**EXERCISE REQUIREMENTS:** Using the records that follow, copy every line containing the word "直销银行结合用户的实际体验和需求".

*** STORED DATA

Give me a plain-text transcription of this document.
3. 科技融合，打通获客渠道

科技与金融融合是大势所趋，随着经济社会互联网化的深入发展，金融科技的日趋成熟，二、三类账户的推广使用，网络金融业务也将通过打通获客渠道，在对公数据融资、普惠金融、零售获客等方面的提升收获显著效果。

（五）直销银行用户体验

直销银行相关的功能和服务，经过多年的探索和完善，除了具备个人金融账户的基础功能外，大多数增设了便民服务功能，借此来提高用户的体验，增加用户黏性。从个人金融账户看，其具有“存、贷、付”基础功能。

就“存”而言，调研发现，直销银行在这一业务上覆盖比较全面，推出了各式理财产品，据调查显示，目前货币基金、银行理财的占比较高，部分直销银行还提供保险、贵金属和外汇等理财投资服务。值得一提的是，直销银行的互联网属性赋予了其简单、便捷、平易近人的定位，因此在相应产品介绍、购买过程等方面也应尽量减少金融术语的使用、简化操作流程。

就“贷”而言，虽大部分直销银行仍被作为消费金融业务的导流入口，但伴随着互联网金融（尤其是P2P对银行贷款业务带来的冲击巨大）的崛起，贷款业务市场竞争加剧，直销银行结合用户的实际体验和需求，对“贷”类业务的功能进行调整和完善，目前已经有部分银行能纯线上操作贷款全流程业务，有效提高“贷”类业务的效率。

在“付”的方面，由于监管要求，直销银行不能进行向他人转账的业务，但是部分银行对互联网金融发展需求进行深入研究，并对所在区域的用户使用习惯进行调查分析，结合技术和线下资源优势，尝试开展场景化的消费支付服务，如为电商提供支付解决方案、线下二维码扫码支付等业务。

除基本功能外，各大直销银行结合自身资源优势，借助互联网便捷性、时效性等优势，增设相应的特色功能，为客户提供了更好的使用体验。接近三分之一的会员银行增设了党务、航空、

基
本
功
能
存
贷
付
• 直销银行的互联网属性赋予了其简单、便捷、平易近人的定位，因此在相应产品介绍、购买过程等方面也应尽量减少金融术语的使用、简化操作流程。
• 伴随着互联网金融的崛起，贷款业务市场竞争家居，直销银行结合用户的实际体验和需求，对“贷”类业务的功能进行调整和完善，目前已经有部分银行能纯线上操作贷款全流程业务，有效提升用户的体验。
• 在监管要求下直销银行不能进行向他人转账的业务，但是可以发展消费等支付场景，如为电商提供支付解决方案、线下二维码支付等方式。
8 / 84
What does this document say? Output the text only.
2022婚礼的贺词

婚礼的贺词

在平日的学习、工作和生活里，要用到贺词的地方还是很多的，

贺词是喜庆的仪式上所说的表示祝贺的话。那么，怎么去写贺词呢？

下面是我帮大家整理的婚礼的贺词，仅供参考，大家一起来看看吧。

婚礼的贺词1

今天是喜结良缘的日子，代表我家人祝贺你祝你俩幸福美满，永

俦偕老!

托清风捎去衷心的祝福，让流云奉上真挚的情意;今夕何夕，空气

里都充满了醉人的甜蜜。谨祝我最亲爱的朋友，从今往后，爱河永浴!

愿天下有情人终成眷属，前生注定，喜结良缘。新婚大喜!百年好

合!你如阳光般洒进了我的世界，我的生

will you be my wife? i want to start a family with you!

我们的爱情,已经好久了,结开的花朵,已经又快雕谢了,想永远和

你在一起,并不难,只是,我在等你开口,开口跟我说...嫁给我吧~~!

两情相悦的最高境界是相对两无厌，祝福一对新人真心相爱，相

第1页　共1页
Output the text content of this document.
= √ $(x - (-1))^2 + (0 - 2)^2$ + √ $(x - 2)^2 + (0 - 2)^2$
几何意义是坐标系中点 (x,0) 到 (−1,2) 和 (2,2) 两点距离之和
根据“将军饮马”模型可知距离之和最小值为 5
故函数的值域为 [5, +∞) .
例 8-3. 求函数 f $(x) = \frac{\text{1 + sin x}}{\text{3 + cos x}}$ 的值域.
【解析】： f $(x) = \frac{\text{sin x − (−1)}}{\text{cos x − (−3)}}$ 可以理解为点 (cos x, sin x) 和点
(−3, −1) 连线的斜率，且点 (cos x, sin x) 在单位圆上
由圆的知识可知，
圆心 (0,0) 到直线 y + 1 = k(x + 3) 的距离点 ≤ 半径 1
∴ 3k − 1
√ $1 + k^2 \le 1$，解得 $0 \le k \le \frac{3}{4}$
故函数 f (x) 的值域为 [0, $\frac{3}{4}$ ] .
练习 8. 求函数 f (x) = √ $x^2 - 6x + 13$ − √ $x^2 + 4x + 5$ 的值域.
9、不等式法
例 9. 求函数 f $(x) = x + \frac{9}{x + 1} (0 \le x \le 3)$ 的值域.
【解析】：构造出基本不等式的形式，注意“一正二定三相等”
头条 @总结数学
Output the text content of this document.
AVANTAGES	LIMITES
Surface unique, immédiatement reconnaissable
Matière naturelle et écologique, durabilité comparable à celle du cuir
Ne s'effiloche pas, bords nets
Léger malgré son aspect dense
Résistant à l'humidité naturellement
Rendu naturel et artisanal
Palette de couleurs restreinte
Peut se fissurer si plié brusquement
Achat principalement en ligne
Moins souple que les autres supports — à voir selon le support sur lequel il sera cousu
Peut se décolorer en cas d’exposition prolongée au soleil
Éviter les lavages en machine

******

**ANSWER TO THIS PROBLEM:**
就“贷”而言，虽大部分直销银行仍被作为消费金融业务的导流入口，但伴随着互联网金融（尤其是P2P对银行贷款业务带来的冲击巨大）的崛起，贷款业务市场竞争加剧，直销银行结合用户的实际体验和需求，对“贷”类业务的功能进行调整和完善，目前已经有部分银行能纯线上操作贷款全流程业务，有效提高“贷”类业务的效率。
• 伴随着互联网金融的崛起，贷款业务市场竞争家居，直销银行结合用户的实际体验和需求，对“贷”类业务的功能进行调整和完善，目前已经有部分银行能纯线上操作贷款全流程业务，有效提升用户的体验。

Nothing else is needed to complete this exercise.